[Start Records supplied]
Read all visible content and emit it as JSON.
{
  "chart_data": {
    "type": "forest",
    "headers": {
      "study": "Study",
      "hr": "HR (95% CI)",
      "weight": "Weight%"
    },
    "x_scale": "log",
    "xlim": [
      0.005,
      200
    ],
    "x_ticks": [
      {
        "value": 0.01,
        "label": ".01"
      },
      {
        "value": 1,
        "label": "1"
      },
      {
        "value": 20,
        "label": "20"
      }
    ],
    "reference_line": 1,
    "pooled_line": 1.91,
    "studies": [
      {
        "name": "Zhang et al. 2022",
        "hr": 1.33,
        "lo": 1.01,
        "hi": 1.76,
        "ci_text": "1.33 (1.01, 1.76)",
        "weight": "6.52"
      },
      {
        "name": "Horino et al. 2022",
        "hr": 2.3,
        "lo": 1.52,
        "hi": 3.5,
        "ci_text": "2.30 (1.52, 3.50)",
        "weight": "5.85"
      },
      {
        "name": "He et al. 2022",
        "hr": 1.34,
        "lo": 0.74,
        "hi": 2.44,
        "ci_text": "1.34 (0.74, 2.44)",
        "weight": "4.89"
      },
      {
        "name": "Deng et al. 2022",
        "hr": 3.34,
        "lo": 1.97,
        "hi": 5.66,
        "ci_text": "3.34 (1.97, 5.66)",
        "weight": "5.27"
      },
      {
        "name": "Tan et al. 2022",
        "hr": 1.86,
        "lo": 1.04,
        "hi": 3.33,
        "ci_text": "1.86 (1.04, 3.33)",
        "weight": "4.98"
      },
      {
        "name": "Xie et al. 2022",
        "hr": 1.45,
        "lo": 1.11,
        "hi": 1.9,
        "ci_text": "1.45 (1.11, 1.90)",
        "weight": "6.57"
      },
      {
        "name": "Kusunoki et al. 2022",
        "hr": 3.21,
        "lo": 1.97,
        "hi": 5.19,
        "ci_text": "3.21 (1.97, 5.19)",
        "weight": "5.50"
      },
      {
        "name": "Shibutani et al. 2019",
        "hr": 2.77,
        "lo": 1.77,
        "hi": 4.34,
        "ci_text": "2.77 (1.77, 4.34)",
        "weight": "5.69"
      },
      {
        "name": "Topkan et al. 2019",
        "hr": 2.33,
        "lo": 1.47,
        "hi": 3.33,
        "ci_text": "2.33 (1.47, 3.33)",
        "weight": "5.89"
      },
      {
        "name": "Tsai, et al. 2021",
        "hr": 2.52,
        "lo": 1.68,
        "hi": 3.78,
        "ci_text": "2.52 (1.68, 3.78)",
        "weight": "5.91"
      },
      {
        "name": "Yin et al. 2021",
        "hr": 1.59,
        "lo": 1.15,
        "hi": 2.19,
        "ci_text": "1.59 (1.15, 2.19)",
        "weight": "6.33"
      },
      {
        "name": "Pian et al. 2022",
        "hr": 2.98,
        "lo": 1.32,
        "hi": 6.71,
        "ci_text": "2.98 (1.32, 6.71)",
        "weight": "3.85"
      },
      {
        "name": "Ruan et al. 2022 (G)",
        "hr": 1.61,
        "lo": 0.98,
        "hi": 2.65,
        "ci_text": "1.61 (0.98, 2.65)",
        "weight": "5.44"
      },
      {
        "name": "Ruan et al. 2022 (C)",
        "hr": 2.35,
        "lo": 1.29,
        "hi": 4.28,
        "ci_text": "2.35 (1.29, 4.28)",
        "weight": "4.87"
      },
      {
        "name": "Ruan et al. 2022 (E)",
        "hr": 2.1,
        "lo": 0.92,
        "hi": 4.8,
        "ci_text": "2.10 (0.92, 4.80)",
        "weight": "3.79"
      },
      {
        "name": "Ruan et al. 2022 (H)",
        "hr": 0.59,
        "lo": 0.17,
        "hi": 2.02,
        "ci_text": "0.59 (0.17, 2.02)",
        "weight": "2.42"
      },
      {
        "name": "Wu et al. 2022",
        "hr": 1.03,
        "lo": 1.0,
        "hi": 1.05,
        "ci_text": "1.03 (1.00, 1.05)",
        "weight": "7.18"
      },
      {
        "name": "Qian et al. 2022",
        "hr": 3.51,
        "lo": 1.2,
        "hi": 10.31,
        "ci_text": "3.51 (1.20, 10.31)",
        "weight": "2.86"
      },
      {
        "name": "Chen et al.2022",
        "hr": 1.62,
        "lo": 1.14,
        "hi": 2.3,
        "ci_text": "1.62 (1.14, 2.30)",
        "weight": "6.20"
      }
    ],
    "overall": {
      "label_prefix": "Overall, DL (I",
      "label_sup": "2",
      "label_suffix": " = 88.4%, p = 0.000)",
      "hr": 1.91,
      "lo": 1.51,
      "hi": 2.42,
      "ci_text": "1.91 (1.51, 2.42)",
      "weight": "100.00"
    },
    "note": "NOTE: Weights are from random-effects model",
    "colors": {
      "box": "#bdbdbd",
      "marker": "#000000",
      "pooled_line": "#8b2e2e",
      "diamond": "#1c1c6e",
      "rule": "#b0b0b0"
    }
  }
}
[End Records supplied]
Task description | Which lines of the data above contain "Ruan"? Copy each one.

Answer for the task |
        "name": "Ruan et al. 2022 (G)",
        "name": "Ruan et al. 2022 (C)",
        "name": "Ruan et al. 2022 (E)",
        "name": "Ruan et al. 2022 (H)",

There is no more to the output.